Do this: Restate, word for word, all of the material shown below.

======== Extracted material

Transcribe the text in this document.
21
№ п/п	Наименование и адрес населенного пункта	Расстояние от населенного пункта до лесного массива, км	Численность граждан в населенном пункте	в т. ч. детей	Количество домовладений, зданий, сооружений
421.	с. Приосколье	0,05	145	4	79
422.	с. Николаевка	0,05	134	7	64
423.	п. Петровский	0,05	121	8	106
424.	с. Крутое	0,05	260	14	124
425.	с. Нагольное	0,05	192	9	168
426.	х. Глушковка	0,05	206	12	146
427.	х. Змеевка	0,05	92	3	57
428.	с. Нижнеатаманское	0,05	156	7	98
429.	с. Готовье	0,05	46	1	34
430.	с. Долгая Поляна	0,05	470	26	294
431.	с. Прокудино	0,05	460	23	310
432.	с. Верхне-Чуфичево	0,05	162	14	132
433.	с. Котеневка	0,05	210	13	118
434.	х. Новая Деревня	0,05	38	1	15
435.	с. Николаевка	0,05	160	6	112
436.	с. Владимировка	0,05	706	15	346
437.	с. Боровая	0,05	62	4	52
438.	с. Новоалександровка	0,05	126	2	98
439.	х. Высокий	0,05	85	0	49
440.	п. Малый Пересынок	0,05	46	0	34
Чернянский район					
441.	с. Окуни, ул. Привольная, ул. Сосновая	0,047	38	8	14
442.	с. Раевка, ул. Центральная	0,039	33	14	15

================

Task answer:
Transcribe the text in this document.
21
№ п/п	Наименование и адрес населенного пункта	Расстояние от населенного пункта до лесного массива, км	Численность граждан в населенном пункте	в т. ч. детей	Количество домовладений, зданий, сооружений
421.	с. Приосколье	0,05	145	4	79
422.	с. Николаевка	0,05	134	7	64
423.	п. Петровский	0,05	121	8	106
424.	с. Крутое	0,05	260	14	124
425.	с. Нагольное	0,05	192	9	168
426.	х. Глушковка	0,05	206	12	146
427.	х. Змеевка	0,05	92	3	57
428.	с. Нижнеатаманское	0,05	156	7	98
429.	с. Готовье	0,05	46	1	34
430.	с. Долгая Поляна	0,05	470	26	294
431.	с. Прокудино	0,05	460	23	310
432.	с. Верхне-Чуфичево	0,05	162	14	132
433.	с. Котеневка	0,05	210	13	118
434.	х. Новая Деревня	0,05	38	1	15
435.	с. Николаевка	0,05	160	6	112
436.	с. Владимировка	0,05	706	15	346
437.	с. Боровая	0,05	62	4	52
438.	с. Новоалександровка	0,05	126	2	98
439.	х. Высокий	0,05	85	0	49
440.	п. Малый Пересынок	0,05	46	0	34
Чернянский район					
441.	с. Окуни, ул. Привольная, ул. Сосновая	0,047	38	8	14
442.	с. Раевка, ул. Центральная	0,039	33	14	15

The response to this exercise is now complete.